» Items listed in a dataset
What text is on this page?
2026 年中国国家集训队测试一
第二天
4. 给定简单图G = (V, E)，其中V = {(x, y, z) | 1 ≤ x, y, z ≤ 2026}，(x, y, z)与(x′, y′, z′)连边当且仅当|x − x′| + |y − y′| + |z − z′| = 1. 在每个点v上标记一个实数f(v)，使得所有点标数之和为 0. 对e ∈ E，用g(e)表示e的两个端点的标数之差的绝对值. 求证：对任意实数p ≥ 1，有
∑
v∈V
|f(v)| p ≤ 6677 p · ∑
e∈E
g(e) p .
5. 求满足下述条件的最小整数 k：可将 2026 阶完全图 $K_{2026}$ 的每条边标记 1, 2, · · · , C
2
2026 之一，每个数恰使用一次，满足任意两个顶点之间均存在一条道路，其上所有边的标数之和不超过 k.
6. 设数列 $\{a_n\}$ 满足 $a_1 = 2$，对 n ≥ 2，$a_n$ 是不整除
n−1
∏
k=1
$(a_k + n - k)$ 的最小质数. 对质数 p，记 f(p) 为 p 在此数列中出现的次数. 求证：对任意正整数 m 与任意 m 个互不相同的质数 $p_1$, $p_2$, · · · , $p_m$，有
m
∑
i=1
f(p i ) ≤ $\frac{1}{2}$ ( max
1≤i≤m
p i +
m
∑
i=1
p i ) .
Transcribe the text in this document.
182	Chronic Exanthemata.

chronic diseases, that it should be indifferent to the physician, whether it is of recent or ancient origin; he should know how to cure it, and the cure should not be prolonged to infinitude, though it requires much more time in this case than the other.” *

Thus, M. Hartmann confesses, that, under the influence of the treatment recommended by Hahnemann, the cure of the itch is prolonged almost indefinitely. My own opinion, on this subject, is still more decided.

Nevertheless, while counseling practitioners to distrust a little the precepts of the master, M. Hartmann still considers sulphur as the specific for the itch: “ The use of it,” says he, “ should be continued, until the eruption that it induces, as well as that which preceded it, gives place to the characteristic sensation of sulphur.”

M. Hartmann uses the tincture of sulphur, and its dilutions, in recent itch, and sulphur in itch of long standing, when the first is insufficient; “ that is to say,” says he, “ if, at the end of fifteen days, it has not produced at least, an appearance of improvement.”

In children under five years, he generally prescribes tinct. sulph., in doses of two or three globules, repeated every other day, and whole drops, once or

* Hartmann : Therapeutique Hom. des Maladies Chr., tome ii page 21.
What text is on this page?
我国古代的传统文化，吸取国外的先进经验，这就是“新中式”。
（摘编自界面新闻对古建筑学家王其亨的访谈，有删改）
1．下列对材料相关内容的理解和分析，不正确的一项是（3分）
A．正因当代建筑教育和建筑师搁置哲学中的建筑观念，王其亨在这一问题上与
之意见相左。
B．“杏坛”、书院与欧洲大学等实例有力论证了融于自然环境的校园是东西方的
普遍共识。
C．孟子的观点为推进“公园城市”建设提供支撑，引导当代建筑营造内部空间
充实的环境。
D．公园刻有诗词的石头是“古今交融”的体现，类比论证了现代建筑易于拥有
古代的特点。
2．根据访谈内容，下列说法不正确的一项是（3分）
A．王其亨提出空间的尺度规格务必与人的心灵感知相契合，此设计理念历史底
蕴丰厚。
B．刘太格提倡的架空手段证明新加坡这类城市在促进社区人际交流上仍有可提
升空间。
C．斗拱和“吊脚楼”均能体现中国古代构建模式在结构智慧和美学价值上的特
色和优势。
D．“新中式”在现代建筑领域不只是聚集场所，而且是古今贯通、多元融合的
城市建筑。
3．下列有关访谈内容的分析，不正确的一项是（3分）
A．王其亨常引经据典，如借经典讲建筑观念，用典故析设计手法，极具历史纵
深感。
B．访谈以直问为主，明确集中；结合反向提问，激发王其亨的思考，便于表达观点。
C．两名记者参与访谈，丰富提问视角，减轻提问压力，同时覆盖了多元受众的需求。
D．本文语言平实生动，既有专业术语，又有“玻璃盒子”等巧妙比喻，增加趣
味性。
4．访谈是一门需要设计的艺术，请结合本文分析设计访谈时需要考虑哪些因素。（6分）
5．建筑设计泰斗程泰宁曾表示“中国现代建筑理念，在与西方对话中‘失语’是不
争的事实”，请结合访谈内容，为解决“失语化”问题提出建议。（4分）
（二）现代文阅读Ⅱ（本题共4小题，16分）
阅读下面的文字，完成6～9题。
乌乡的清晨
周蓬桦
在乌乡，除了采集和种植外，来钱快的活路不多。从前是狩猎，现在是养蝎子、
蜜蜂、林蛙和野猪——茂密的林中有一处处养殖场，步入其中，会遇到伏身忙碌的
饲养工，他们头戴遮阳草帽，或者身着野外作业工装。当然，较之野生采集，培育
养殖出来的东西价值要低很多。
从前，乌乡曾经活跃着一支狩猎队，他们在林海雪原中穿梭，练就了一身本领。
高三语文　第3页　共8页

» What is needed
Write out every entry again, keeping each line exactly the same.

» Solution for this task
What text is on this page?
2026 年中国国家集训队测试一
第二天
4. 给定简单图G = (V, E)，其中V = {(x, y, z) | 1 ≤ x, y, z ≤ 2026}，(x, y, z)与(x′, y′, z′)连边当且仅当|x − x′| + |y − y′| + |z − z′| = 1. 在每个点v上标记一个实数f(v)，使得所有点标数之和为 0. 对e ∈ E，用g(e)表示e的两个端点的标数之差的绝对值. 求证：对任意实数p ≥ 1，有
∑
v∈V
|f(v)| p ≤ 6677 p · ∑
e∈E
g(e) p .
5. 求满足下述条件的最小整数 k：可将 2026 阶完全图 $K_{2026}$ 的每条边标记 1, 2, · · · , C
2
2026 之一，每个数恰使用一次，满足任意两个顶点之间均存在一条道路，其上所有边的标数之和不超过 k.
6. 设数列 $\{a_n\}$ 满足 $a_1 = 2$，对 n ≥ 2，$a_n$ 是不整除
n−1
∏
k=1
$(a_k + n - k)$ 的最小质数. 对质数 p，记 f(p) 为 p 在此数列中出现的次数. 求证：对任意正整数 m 与任意 m 个互不相同的质数 $p_1$, $p_2$, · · · , $p_m$，有
m
∑
i=1
f(p i ) ≤ $\frac{1}{2}$ ( max
1≤i≤m
p i +
m
∑
i=1
p i ) .
Transcribe the text in this document.
182	Chronic Exanthemata.

chronic diseases, that it should be indifferent to the physician, whether it is of recent or ancient origin; he should know how to cure it, and the cure should not be prolonged to infinitude, though it requires much more time in this case than the other.” *

Thus, M. Hartmann confesses, that, under the influence of the treatment recommended by Hahnemann, the cure of the itch is prolonged almost indefinitely. My own opinion, on this subject, is still more decided.

Nevertheless, while counseling practitioners to distrust a little the precepts of the master, M. Hartmann still considers sulphur as the specific for the itch: “ The use of it,” says he, “ should be continued, until the eruption that it induces, as well as that which preceded it, gives place to the characteristic sensation of sulphur.”

M. Hartmann uses the tincture of sulphur, and its dilutions, in recent itch, and sulphur in itch of long standing, when the first is insufficient; “ that is to say,” says he, “ if, at the end of fifteen days, it has not produced at least, an appearance of improvement.”

In children under five years, he generally prescribes tinct. sulph., in doses of two or three globules, repeated every other day, and whole drops, once or

* Hartmann : Therapeutique Hom. des Maladies Chr., tome ii page 21.
What text is on this page?
我国古代的传统文化，吸取国外的先进经验，这就是“新中式”。
（摘编自界面新闻对古建筑学家王其亨的访谈，有删改）
1．下列对材料相关内容的理解和分析，不正确的一项是（3分）
A．正因当代建筑教育和建筑师搁置哲学中的建筑观念，王其亨在这一问题上与
之意见相左。
B．“杏坛”、书院与欧洲大学等实例有力论证了融于自然环境的校园是东西方的
普遍共识。
C．孟子的观点为推进“公园城市”建设提供支撑，引导当代建筑营造内部空间
充实的环境。
D．公园刻有诗词的石头是“古今交融”的体现，类比论证了现代建筑易于拥有
古代的特点。
2．根据访谈内容，下列说法不正确的一项是（3分）
A．王其亨提出空间的尺度规格务必与人的心灵感知相契合，此设计理念历史底
蕴丰厚。
B．刘太格提倡的架空手段证明新加坡这类城市在促进社区人际交流上仍有可提
升空间。
C．斗拱和“吊脚楼”均能体现中国古代构建模式在结构智慧和美学价值上的特
色和优势。
D．“新中式”在现代建筑领域不只是聚集场所，而且是古今贯通、多元融合的
城市建筑。
3．下列有关访谈内容的分析，不正确的一项是（3分）
A．王其亨常引经据典，如借经典讲建筑观念，用典故析设计手法，极具历史纵
深感。
B．访谈以直问为主，明确集中；结合反向提问，激发王其亨的思考，便于表达观点。
C．两名记者参与访谈，丰富提问视角，减轻提问压力，同时覆盖了多元受众的需求。
D．本文语言平实生动，既有专业术语，又有“玻璃盒子”等巧妙比喻，增加趣
味性。
4．访谈是一门需要设计的艺术，请结合本文分析设计访谈时需要考虑哪些因素。（6分）
5．建筑设计泰斗程泰宁曾表示“中国现代建筑理念，在与西方对话中‘失语’是不
争的事实”，请结合访谈内容，为解决“失语化”问题提出建议。（4分）
（二）现代文阅读Ⅱ（本题共4小题，16分）
阅读下面的文字，完成6～9题。
乌乡的清晨
周蓬桦
在乌乡，除了采集和种植外，来钱快的活路不多。从前是狩猎，现在是养蝎子、
蜜蜂、林蛙和野猪——茂密的林中有一处处养殖场，步入其中，会遇到伏身忙碌的
饲养工，他们头戴遮阳草帽，或者身着野外作业工装。当然，较之野生采集，培育
养殖出来的东西价值要低很多。
从前，乌乡曾经活跃着一支狩猎队，他们在林海雪原中穿梭，练就了一身本领。
高三语文　第3页　共8页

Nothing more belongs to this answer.